(Entries with figure data)
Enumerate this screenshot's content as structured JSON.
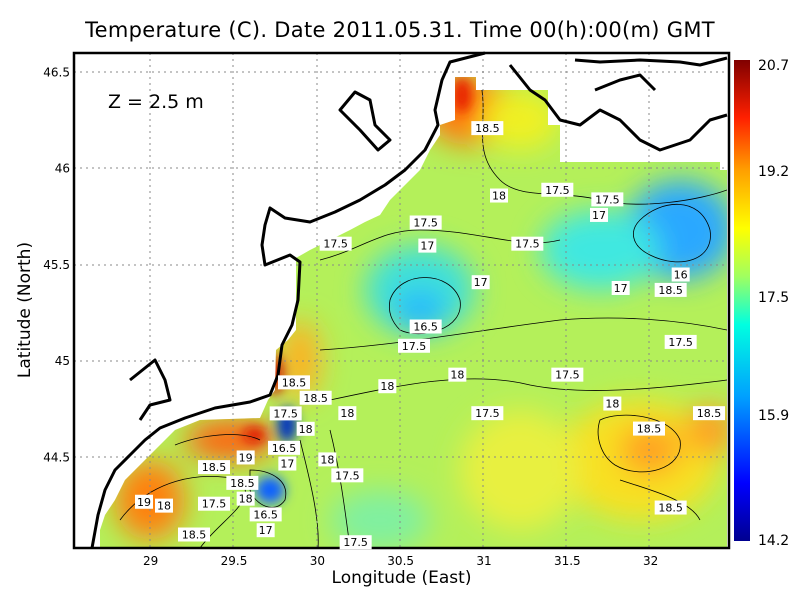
{
  "title": "Temperature (C). Date 2011.05.31. Time 00(h):00(m) GMT",
  "depth_label": "Z = 2.5 m",
  "chart_data": {
    "type": "heatmap",
    "title": "Temperature (C). Date 2011.05.31. Time 00(h):00(m) GMT",
    "xlabel": "Longitude (East)",
    "ylabel": "Latitude (North)",
    "xlim": [
      28.54,
      32.47
    ],
    "ylim": [
      44.03,
      46.6
    ],
    "xticks": [
      "29",
      "29.5",
      "30",
      "30.5",
      "31",
      "31.5",
      "32"
    ],
    "yticks": [
      "44.5",
      "45",
      "45.5",
      "46",
      "46.5"
    ],
    "grid": true,
    "colorbar": {
      "min": 14.2,
      "max": 20.7,
      "ticks": [
        "20.7",
        "19.2",
        "17.5",
        "15.9",
        "14.2"
      ],
      "colors": [
        "#00008f",
        "#0000ff",
        "#00a0ff",
        "#00ffe0",
        "#a0ff60",
        "#ffff00",
        "#ffa000",
        "#ff2000",
        "#800000"
      ]
    },
    "contour_labels": [
      {
        "lon": 31.02,
        "lat": 46.21,
        "text": "18.5"
      },
      {
        "lon": 31.09,
        "lat": 45.86,
        "text": "18"
      },
      {
        "lon": 31.44,
        "lat": 45.89,
        "text": "17.5"
      },
      {
        "lon": 31.74,
        "lat": 45.84,
        "text": "17.5"
      },
      {
        "lon": 31.69,
        "lat": 45.78,
        "text": "17"
      },
      {
        "lon": 30.65,
        "lat": 45.72,
        "text": "17.5"
      },
      {
        "lon": 30.11,
        "lat": 45.61,
        "text": "17.5"
      },
      {
        "lon": 30.66,
        "lat": 45.6,
        "text": "17"
      },
      {
        "lon": 31.26,
        "lat": 45.61,
        "text": "17.5"
      },
      {
        "lon": 30.98,
        "lat": 45.41,
        "text": "17"
      },
      {
        "lon": 32.18,
        "lat": 45.45,
        "text": "16"
      },
      {
        "lon": 32.12,
        "lat": 45.37,
        "text": "18.5"
      },
      {
        "lon": 31.82,
        "lat": 45.38,
        "text": "17"
      },
      {
        "lon": 30.65,
        "lat": 45.18,
        "text": "16.5"
      },
      {
        "lon": 30.58,
        "lat": 45.08,
        "text": "17.5"
      },
      {
        "lon": 32.18,
        "lat": 45.1,
        "text": "17.5"
      },
      {
        "lon": 30.84,
        "lat": 44.93,
        "text": "18"
      },
      {
        "lon": 31.5,
        "lat": 44.93,
        "text": "17.5"
      },
      {
        "lon": 30.42,
        "lat": 44.87,
        "text": "18"
      },
      {
        "lon": 29.86,
        "lat": 44.89,
        "text": "18.5"
      },
      {
        "lon": 29.99,
        "lat": 44.81,
        "text": "18.5"
      },
      {
        "lon": 29.81,
        "lat": 44.76,
        "text": "17.5"
      },
      {
        "lon": 29.93,
        "lat": 44.68,
        "text": "18"
      },
      {
        "lon": 30.18,
        "lat": 44.73,
        "text": "18"
      },
      {
        "lon": 31.02,
        "lat": 44.73,
        "text": "17.5"
      },
      {
        "lon": 31.77,
        "lat": 44.78,
        "text": "18"
      },
      {
        "lon": 32.35,
        "lat": 44.73,
        "text": "18.5"
      },
      {
        "lon": 31.99,
        "lat": 44.65,
        "text": "18.5"
      },
      {
        "lon": 29.8,
        "lat": 44.55,
        "text": "16.5"
      },
      {
        "lon": 29.82,
        "lat": 44.51,
        "text": "17"
      },
      {
        "lon": 30.06,
        "lat": 44.49,
        "text": "18"
      },
      {
        "lon": 30.18,
        "lat": 44.48,
        "text": "17.5"
      },
      {
        "lon": 29.57,
        "lat": 44.5,
        "text": "19"
      },
      {
        "lon": 29.38,
        "lat": 44.45,
        "text": "18.5"
      },
      {
        "lon": 29.55,
        "lat": 44.42,
        "text": "18.5"
      },
      {
        "lon": 29.57,
        "lat": 44.39,
        "text": "18"
      },
      {
        "lon": 28.96,
        "lat": 44.27,
        "text": "19"
      },
      {
        "lon": 29.08,
        "lat": 44.25,
        "text": "18"
      },
      {
        "lon": 29.38,
        "lat": 44.26,
        "text": "17.5"
      },
      {
        "lon": 29.69,
        "lat": 44.22,
        "text": "16.5"
      },
      {
        "lon": 29.69,
        "lat": 44.19,
        "text": "17"
      },
      {
        "lon": 29.26,
        "lat": 44.1,
        "text": "18.5"
      },
      {
        "lon": 32.12,
        "lat": 44.24,
        "text": "18.5"
      },
      {
        "lon": 30.23,
        "lat": 44.06,
        "text": "17.5"
      }
    ]
  }
}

▶ _EXERCISE_:
Pictures are not part of the copy; reproduce everything else in the records exactly.

▶ _TASK OUTPUT_:
Enumerate this screenshot's content as structured JSON.
{
  "title": "Temperature (C). Date 2011.05.31. Time 00(h):00(m) GMT",
  "depth_label": "Z = 2.5 m",
  "chart_data": {
    "type": "heatmap",
    "title": "Temperature (C). Date 2011.05.31. Time 00(h):00(m) GMT",
    "xlabel": "Longitude (East)",
    "ylabel": "Latitude (North)",
    "xlim": [
      28.54,
      32.47
    ],
    "ylim": [
      44.03,
      46.6
    ],
    "xticks": [
      "29",
      "29.5",
      "30",
      "30.5",
      "31",
      "31.5",
      "32"
    ],
    "yticks": [
      "44.5",
      "45",
      "45.5",
      "46",
      "46.5"
    ],
    "grid": true,
    "colorbar": {
      "min": 14.2,
      "max": 20.7,
      "ticks": [
        "20.7",
        "19.2",
        "17.5",
        "15.9",
        "14.2"
      ],
      "colors": [
        "#00008f",
        "#0000ff",
        "#00a0ff",
        "#00ffe0",
        "#a0ff60",
        "#ffff00",
        "#ffa000",
        "#ff2000",
        "#800000"
      ]
    },
    "contour_labels": [
      {
        "lon": 31.02,
        "lat": 46.21,
        "text": "18.5"
      },
      {
        "lon": 31.09,
        "lat": 45.86,
        "text": "18"
      },
      {
        "lon": 31.44,
        "lat": 45.89,
        "text": "17.5"
      },
      {
        "lon": 31.74,
        "lat": 45.84,
        "text": "17.5"
      },
      {
        "lon": 31.69,
        "lat": 45.78,
        "text": "17"
      },
      {
        "lon": 30.65,
        "lat": 45.72,
        "text": "17.5"
      },
      {
        "lon": 30.11,
        "lat": 45.61,
        "text": "17.5"
      },
      {
        "lon": 30.66,
        "lat": 45.6,
        "text": "17"
      },
      {
        "lon": 31.26,
        "lat": 45.61,
        "text": "17.5"
      },
      {
        "lon": 30.98,
        "lat": 45.41,
        "text": "17"
      },
      {
        "lon": 32.18,
        "lat": 45.45,
        "text": "16"
      },
      {
        "lon": 32.12,
        "lat": 45.37,
        "text": "18.5"
      },
      {
        "lon": 31.82,
        "lat": 45.38,
        "text": "17"
      },
      {
        "lon": 30.65,
        "lat": 45.18,
        "text": "16.5"
      },
      {
        "lon": 30.58,
        "lat": 45.08,
        "text": "17.5"
      },
      {
        "lon": 32.18,
        "lat": 45.1,
        "text": "17.5"
      },
      {
        "lon": 30.84,
        "lat": 44.93,
        "text": "18"
      },
      {
        "lon": 31.5,
        "lat": 44.93,
        "text": "17.5"
      },
      {
        "lon": 30.42,
        "lat": 44.87,
        "text": "18"
      },
      {
        "lon": 29.86,
        "lat": 44.89,
        "text": "18.5"
      },
      {
        "lon": 29.99,
        "lat": 44.81,
        "text": "18.5"
      },
      {
        "lon": 29.81,
        "lat": 44.76,
        "text": "17.5"
      },
      {
        "lon": 29.93,
        "lat": 44.68,
        "text": "18"
      },
      {
        "lon": 30.18,
        "lat": 44.73,
        "text": "18"
      },
      {
        "lon": 31.02,
        "lat": 44.73,
        "text": "17.5"
      },
      {
        "lon": 31.77,
        "lat": 44.78,
        "text": "18"
      },
      {
        "lon": 32.35,
        "lat": 44.73,
        "text": "18.5"
      },
      {
        "lon": 31.99,
        "lat": 44.65,
        "text": "18.5"
      },
      {
        "lon": 29.8,
        "lat": 44.55,
        "text": "16.5"
      },
      {
        "lon": 29.82,
        "lat": 44.51,
        "text": "17"
      },
      {
        "lon": 30.06,
        "lat": 44.49,
        "text": "18"
      },
      {
        "lon": 30.18,
        "lat": 44.48,
        "text": "17.5"
      },
      {
        "lon": 29.57,
        "lat": 44.5,
        "text": "19"
      },
      {
        "lon": 29.38,
        "lat": 44.45,
        "text": "18.5"
      },
      {
        "lon": 29.55,
        "lat": 44.42,
        "text": "18.5"
      },
      {
        "lon": 29.57,
        "lat": 44.39,
        "text": "18"
      },
      {
        "lon": 28.96,
        "lat": 44.27,
        "text": "19"
      },
      {
        "lon": 29.08,
        "lat": 44.25,
        "text": "18"
      },
      {
        "lon": 29.38,
        "lat": 44.26,
        "text": "17.5"
      },
      {
        "lon": 29.69,
        "lat": 44.22,
        "text": "16.5"
      },
      {
        "lon": 29.69,
        "lat": 44.19,
        "text": "17"
      },
      {
        "lon": 29.26,
        "lat": 44.1,
        "text": "18.5"
      },
      {
        "lon": 32.12,
        "lat": 44.24,
        "text": "18.5"
      },
      {
        "lon": 30.23,
        "lat": 44.06,
        "text": "17.5"
      }
    ]
  }
}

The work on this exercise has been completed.